* RAW DATA *
==========

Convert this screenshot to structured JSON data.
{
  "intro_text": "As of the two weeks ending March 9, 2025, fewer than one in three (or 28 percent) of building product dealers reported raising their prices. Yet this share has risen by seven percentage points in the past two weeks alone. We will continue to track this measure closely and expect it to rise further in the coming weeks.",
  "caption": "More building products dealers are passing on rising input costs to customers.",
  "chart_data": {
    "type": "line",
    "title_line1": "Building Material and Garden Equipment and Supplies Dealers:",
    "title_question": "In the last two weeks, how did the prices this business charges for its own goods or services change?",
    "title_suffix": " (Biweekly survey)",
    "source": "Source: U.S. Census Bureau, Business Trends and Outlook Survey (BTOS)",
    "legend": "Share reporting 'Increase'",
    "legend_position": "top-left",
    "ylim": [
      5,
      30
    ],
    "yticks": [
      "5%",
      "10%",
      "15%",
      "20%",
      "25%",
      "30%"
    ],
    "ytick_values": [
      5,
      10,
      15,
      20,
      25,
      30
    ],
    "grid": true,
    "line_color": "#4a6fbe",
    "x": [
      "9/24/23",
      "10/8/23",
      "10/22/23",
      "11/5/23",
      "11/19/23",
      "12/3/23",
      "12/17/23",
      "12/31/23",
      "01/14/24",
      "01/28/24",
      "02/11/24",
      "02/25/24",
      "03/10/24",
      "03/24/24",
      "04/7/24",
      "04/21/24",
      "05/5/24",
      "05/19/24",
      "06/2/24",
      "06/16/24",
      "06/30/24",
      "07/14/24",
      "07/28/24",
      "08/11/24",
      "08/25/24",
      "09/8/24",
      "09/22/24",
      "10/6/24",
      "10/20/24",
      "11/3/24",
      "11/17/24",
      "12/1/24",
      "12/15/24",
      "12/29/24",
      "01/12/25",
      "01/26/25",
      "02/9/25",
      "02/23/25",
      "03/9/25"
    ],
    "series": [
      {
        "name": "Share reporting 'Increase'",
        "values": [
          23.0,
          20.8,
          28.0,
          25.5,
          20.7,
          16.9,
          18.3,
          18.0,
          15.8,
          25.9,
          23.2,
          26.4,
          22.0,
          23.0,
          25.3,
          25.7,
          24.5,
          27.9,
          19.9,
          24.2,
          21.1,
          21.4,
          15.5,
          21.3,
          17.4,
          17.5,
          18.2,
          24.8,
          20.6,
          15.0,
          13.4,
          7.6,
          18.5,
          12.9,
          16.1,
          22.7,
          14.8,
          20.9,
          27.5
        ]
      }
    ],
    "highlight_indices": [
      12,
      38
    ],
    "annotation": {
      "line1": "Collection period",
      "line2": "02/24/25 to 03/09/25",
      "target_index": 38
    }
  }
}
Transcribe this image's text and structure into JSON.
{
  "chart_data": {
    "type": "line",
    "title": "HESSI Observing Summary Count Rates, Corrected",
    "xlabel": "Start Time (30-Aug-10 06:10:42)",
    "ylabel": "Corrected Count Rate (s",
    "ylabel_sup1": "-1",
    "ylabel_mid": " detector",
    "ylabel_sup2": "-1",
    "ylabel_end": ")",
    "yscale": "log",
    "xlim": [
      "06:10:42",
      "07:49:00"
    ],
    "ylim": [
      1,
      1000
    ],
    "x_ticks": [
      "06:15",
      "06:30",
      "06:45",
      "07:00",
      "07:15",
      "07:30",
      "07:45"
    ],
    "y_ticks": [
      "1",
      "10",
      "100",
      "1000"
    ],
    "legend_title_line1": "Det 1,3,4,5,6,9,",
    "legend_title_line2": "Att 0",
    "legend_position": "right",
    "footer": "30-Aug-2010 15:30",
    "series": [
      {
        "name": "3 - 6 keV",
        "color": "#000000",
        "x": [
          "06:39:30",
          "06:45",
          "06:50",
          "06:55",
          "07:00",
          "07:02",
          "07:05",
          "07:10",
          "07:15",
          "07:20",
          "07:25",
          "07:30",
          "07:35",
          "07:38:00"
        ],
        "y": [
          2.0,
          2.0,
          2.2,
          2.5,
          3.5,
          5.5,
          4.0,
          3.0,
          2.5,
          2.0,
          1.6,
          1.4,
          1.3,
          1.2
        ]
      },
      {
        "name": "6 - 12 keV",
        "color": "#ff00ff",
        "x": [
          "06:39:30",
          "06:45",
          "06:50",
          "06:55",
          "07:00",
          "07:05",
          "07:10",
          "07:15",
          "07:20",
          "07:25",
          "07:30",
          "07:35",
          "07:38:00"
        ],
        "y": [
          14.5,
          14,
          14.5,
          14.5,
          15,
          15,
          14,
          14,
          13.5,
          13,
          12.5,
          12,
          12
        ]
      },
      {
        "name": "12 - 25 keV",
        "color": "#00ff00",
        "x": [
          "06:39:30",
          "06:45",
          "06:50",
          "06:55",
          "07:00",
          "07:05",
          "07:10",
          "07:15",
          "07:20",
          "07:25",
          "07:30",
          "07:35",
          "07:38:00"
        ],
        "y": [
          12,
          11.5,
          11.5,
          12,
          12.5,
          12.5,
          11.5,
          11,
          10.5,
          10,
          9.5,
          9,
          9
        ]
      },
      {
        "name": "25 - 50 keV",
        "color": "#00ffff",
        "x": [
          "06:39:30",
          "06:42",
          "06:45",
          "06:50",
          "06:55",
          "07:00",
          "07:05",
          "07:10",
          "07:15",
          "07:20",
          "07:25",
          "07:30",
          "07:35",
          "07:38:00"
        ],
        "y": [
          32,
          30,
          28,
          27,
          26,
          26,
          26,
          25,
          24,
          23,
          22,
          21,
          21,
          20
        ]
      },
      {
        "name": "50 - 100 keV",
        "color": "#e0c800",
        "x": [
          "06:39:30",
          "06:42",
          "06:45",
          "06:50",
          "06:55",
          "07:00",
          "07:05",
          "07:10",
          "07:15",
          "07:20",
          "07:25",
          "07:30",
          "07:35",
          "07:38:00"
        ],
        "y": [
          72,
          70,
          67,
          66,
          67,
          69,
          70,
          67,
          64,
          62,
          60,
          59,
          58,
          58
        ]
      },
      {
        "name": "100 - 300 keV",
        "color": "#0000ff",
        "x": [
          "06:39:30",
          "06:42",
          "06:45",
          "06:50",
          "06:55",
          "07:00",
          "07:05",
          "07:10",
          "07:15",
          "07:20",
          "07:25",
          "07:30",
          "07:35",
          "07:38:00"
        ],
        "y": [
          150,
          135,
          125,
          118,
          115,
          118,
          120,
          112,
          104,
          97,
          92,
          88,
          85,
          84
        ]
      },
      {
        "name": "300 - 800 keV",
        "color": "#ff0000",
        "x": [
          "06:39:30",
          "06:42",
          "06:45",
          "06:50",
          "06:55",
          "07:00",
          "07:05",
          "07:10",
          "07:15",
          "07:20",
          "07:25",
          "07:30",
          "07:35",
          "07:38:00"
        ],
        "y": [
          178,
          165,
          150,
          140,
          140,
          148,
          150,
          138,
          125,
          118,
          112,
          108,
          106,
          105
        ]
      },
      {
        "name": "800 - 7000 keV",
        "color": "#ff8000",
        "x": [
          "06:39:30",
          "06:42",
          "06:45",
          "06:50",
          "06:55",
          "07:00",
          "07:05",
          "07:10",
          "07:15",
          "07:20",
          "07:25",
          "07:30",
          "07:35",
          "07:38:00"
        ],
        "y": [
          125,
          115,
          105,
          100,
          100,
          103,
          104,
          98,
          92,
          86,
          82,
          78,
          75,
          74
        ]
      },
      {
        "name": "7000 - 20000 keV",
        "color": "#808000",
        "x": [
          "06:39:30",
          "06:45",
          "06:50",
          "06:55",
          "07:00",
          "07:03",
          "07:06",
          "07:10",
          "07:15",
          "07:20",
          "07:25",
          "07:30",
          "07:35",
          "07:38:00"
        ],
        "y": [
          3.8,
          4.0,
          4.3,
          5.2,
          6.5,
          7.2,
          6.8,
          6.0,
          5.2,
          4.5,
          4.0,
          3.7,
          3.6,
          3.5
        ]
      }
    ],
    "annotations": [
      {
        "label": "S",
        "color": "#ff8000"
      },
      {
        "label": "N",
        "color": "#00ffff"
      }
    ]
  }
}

==========

* AIM OF THE TASK *
What is the number of lines in the records above that include the word "weeks"? Reply with that number and nothing more.

* EXERCISE RESULT *
2